Goal of the exercise:
In the material below, identify each line bearing the word "energy". Reproduce those lines.

Material provided:
_ _ _ _ _ _ _

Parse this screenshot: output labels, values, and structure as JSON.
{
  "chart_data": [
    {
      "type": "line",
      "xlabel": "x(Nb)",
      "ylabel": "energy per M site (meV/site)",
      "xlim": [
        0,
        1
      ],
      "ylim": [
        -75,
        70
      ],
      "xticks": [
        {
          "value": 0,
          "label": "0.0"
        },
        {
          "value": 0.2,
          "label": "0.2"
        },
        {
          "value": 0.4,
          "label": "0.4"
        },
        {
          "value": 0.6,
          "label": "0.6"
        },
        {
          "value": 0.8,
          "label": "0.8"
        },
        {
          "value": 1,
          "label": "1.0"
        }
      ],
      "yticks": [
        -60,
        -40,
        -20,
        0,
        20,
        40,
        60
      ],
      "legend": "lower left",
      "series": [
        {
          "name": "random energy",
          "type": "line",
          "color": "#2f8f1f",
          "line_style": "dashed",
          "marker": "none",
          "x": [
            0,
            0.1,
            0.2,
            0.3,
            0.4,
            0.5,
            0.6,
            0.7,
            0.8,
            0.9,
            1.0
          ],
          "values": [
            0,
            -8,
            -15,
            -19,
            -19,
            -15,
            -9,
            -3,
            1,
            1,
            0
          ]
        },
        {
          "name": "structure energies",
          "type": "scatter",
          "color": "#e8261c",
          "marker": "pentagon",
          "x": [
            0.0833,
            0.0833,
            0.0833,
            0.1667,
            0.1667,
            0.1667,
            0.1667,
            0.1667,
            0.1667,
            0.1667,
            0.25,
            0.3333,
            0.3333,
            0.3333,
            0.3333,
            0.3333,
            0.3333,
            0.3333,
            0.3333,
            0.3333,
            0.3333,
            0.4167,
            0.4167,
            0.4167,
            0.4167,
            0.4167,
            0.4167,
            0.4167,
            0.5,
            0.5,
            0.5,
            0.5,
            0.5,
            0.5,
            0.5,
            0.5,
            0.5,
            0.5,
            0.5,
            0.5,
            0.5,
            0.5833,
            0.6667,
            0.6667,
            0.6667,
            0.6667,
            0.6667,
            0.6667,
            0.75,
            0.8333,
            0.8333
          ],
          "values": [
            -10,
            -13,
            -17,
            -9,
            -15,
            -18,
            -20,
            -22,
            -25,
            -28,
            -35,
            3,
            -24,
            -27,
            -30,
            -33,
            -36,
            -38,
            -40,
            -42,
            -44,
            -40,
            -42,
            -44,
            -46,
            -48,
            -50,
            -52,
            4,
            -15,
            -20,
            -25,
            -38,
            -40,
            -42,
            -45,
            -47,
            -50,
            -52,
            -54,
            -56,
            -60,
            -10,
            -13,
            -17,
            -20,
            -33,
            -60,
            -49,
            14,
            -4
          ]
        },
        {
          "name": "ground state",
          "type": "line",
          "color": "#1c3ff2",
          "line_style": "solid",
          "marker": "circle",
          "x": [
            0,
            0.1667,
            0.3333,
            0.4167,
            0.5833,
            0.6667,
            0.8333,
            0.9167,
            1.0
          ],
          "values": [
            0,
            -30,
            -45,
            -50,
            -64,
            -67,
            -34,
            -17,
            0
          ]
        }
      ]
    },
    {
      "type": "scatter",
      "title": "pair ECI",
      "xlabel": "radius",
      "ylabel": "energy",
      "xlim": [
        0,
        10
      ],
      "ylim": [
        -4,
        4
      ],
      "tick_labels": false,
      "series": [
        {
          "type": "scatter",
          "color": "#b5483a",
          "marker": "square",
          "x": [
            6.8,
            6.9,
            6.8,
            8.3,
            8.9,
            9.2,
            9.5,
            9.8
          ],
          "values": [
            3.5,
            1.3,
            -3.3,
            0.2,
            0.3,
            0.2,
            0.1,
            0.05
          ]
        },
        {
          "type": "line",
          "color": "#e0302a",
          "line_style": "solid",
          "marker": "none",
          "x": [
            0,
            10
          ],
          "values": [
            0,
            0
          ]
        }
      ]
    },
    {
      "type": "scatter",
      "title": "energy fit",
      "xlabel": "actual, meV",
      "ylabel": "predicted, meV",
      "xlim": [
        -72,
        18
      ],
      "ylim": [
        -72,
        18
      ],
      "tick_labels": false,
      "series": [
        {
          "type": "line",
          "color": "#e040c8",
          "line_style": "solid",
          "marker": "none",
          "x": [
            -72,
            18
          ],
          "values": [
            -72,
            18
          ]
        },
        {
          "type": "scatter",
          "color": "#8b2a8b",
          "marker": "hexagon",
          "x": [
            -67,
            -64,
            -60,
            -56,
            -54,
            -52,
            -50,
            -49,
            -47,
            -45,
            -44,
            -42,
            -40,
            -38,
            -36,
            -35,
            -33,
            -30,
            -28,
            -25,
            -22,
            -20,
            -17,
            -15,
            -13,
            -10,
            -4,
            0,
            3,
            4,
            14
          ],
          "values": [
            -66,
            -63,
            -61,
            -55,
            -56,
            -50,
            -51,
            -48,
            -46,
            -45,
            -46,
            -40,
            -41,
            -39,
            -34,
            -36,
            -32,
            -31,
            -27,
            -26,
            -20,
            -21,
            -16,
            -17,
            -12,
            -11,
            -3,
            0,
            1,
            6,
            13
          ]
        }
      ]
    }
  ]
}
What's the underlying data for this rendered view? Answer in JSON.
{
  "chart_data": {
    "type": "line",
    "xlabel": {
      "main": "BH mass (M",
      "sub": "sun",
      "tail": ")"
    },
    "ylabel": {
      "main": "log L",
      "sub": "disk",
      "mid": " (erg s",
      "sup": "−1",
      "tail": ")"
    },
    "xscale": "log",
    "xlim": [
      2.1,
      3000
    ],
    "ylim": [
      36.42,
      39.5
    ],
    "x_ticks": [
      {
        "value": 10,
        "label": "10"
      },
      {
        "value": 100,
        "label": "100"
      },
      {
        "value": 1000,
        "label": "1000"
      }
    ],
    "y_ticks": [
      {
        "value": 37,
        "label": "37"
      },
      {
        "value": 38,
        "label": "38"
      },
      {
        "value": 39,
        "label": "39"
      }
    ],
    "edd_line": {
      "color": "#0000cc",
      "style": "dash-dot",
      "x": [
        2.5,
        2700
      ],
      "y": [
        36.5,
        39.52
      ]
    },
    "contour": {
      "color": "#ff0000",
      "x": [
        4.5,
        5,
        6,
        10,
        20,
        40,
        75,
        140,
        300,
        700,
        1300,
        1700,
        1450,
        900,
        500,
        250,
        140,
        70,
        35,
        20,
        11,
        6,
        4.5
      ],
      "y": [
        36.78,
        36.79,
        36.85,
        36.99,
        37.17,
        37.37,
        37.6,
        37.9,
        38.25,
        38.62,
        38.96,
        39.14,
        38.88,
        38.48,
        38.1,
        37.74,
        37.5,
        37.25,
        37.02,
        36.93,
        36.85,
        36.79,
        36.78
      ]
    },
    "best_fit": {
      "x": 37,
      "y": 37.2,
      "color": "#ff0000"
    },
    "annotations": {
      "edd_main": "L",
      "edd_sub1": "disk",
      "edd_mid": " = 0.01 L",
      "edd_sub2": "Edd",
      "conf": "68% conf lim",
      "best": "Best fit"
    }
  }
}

_ _ _ _ _ _ _

Answer:
      "ylabel": "energy per M site (meV/site)",
          "name": "random energy",
      "ylabel": "energy",
      "title": "energy fit",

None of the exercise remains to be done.